§ Description of the task: Can the data below be set down again exactly, line for line?

§ Data for this exercise:
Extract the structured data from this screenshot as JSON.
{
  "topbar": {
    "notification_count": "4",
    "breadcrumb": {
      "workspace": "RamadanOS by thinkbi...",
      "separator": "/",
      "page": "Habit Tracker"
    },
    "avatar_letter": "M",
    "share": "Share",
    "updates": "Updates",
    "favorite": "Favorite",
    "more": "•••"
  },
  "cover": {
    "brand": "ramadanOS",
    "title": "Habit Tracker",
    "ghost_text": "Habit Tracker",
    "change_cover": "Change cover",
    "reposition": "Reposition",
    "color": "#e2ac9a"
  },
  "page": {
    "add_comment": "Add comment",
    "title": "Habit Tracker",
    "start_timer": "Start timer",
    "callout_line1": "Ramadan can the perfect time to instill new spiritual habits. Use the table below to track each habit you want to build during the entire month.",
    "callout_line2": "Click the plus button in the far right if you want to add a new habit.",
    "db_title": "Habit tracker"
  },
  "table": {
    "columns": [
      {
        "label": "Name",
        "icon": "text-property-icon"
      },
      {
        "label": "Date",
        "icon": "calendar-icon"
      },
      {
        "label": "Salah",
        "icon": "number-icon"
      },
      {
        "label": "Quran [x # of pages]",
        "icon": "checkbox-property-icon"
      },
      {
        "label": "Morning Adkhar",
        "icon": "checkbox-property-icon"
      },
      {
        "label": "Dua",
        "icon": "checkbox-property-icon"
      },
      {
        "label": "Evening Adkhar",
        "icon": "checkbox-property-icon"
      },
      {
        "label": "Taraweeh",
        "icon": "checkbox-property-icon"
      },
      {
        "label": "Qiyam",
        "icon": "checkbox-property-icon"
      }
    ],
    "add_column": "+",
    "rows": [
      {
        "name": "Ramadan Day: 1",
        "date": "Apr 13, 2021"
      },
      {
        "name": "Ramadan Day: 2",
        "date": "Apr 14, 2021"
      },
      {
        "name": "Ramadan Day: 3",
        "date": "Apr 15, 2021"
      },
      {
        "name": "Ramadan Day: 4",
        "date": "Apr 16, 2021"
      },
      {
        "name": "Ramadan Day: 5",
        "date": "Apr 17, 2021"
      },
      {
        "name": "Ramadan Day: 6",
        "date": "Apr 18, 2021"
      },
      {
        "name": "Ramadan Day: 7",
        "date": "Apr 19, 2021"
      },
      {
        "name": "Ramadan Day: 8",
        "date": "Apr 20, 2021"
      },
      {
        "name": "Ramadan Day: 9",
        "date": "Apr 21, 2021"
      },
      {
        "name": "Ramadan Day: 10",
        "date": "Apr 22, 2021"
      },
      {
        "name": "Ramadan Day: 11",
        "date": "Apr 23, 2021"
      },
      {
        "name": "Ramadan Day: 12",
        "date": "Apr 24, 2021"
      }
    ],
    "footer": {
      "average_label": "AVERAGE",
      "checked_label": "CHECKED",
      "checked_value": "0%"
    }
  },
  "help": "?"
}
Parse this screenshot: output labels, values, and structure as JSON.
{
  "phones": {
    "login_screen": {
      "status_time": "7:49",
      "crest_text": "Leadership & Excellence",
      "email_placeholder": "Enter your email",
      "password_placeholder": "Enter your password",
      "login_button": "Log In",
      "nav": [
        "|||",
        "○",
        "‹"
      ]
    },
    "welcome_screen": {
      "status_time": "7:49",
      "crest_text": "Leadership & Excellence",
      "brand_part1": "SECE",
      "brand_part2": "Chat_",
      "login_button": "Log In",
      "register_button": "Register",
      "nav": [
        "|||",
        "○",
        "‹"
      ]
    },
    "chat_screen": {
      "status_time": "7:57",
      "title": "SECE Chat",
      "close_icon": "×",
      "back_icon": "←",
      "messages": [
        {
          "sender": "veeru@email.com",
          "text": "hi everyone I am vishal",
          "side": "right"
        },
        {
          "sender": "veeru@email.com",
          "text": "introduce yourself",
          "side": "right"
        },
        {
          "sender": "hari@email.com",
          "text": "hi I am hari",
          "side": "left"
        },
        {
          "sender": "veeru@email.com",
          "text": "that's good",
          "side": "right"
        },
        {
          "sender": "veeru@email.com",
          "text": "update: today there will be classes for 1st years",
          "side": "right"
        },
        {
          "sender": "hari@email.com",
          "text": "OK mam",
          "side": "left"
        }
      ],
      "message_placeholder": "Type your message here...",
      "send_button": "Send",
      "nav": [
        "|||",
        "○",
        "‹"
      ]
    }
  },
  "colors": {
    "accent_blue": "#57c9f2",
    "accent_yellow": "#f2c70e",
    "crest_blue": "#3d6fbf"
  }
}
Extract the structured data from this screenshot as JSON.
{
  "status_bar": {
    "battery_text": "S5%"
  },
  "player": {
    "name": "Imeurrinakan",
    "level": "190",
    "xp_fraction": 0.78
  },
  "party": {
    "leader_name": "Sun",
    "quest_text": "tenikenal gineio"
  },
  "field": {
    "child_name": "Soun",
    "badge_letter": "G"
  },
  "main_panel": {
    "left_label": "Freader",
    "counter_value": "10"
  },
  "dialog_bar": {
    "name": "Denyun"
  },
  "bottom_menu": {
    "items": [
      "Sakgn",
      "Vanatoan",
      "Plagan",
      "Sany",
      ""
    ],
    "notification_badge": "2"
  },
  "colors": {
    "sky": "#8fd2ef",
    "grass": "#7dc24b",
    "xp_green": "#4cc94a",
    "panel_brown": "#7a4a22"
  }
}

§ Written response:
Extract the structured data from this screenshot as JSON.
{
  "topbar": {
    "notification_count": "4",
    "breadcrumb": {
      "workspace": "RamadanOS by thinkbi...",
      "separator": "/",
      "page": "Habit Tracker"
    },
    "avatar_letter": "M",
    "share": "Share",
    "updates": "Updates",
    "favorite": "Favorite",
    "more": "•••"
  },
  "cover": {
    "brand": "ramadanOS",
    "title": "Habit Tracker",
    "ghost_text": "Habit Tracker",
    "change_cover": "Change cover",
    "reposition": "Reposition",
    "color": "#e2ac9a"
  },
  "page": {
    "add_comment": "Add comment",
    "title": "Habit Tracker",
    "start_timer": "Start timer",
    "callout_line1": "Ramadan can the perfect time to instill new spiritual habits. Use the table below to track each habit you want to build during the entire month.",
    "callout_line2": "Click the plus button in the far right if you want to add a new habit.",
    "db_title": "Habit tracker"
  },
  "table": {
    "columns": [
      {
        "label": "Name",
        "icon": "text-property-icon"
      },
      {
        "label": "Date",
        "icon": "calendar-icon"
      },
      {
        "label": "Salah",
        "icon": "number-icon"
      },
      {
        "label": "Quran [x # of pages]",
        "icon": "checkbox-property-icon"
      },
      {
        "label": "Morning Adkhar",
        "icon": "checkbox-property-icon"
      },
      {
        "label": "Dua",
        "icon": "checkbox-property-icon"
      },
      {
        "label": "Evening Adkhar",
        "icon": "checkbox-property-icon"
      },
      {
        "label": "Taraweeh",
        "icon": "checkbox-property-icon"
      },
      {
        "label": "Qiyam",
        "icon": "checkbox-property-icon"
      }
    ],
    "add_column": "+",
    "rows": [
      {
        "name": "Ramadan Day: 1",
        "date": "Apr 13, 2021"
      },
      {
        "name": "Ramadan Day: 2",
        "date": "Apr 14, 2021"
      },
      {
        "name": "Ramadan Day: 3",
        "date": "Apr 15, 2021"
      },
      {
        "name": "Ramadan Day: 4",
        "date": "Apr 16, 2021"
      },
      {
        "name": "Ramadan Day: 5",
        "date": "Apr 17, 2021"
      },
      {
        "name": "Ramadan Day: 6",
        "date": "Apr 18, 2021"
      },
      {
        "name": "Ramadan Day: 7",
        "date": "Apr 19, 2021"
      },
      {
        "name": "Ramadan Day: 8",
        "date": "Apr 20, 2021"
      },
      {
        "name": "Ramadan Day: 9",
        "date": "Apr 21, 2021"
      },
      {
        "name": "Ramadan Day: 10",
        "date": "Apr 22, 2021"
      },
      {
        "name": "Ramadan Day: 11",
        "date": "Apr 23, 2021"
      },
      {
        "name": "Ramadan Day: 12",
        "date": "Apr 24, 2021"
      }
    ],
    "footer": {
      "average_label": "AVERAGE",
      "checked_label": "CHECKED",
      "checked_value": "0%"
    }
  },
  "help": "?"
}
Parse this screenshot: output labels, values, and structure as JSON.
{
  "phones": {
    "login_screen": {
      "status_time": "7:49",
      "crest_text": "Leadership & Excellence",
      "email_placeholder": "Enter your email",
      "password_placeholder": "Enter your password",
      "login_button": "Log In",
      "nav": [
        "|||",
        "○",
        "‹"
      ]
    },
    "welcome_screen": {
      "status_time": "7:49",
      "crest_text": "Leadership & Excellence",
      "brand_part1": "SECE",
      "brand_part2": "Chat_",
      "login_button": "Log In",
      "register_button": "Register",
      "nav": [
        "|||",
        "○",
        "‹"
      ]
    },
    "chat_screen": {
      "status_time": "7:57",
      "title": "SECE Chat",
      "close_icon": "×",
      "back_icon": "←",
      "messages": [
        {
          "sender": "veeru@email.com",
          "text": "hi everyone I am vishal",
          "side": "right"
        },
        {
          "sender": "veeru@email.com",
          "text": "introduce yourself",
          "side": "right"
        },
        {
          "sender": "hari@email.com",
          "text": "hi I am hari",
          "side": "left"
        },
        {
          "sender": "veeru@email.com",
          "text": "that's good",
          "side": "right"
        },
        {
          "sender": "veeru@email.com",
          "text": "update: today there will be classes for 1st years",
          "side": "right"
        },
        {
          "sender": "hari@email.com",
          "text": "OK mam",
          "side": "left"
        }
      ],
      "message_placeholder": "Type your message here...",
      "send_button": "Send",
      "nav": [
        "|||",
        "○",
        "‹"
      ]
    }
  },
  "colors": {
    "accent_blue": "#57c9f2",
    "accent_yellow": "#f2c70e",
    "crest_blue": "#3d6fbf"
  }
}
Extract the structured data from this screenshot as JSON.
{
  "status_bar": {
    "battery_text": "S5%"
  },
  "player": {
    "name": "Imeurrinakan",
    "level": "190",
    "xp_fraction": 0.78
  },
  "party": {
    "leader_name": "Sun",
    "quest_text": "tenikenal gineio"
  },
  "field": {
    "child_name": "Soun",
    "badge_letter": "G"
  },
  "main_panel": {
    "left_label": "Freader",
    "counter_value": "10"
  },
  "dialog_bar": {
    "name": "Denyun"
  },
  "bottom_menu": {
    "items": [
      "Sakgn",
      "Vanatoan",
      "Plagan",
      "Sany",
      ""
    ],
    "notification_badge": "2"
  },
  "colors": {
    "sky": "#8fd2ef",
    "grass": "#7dc24b",
    "xp_green": "#4cc94a",
    "panel_brown": "#7a4a22"
  }
}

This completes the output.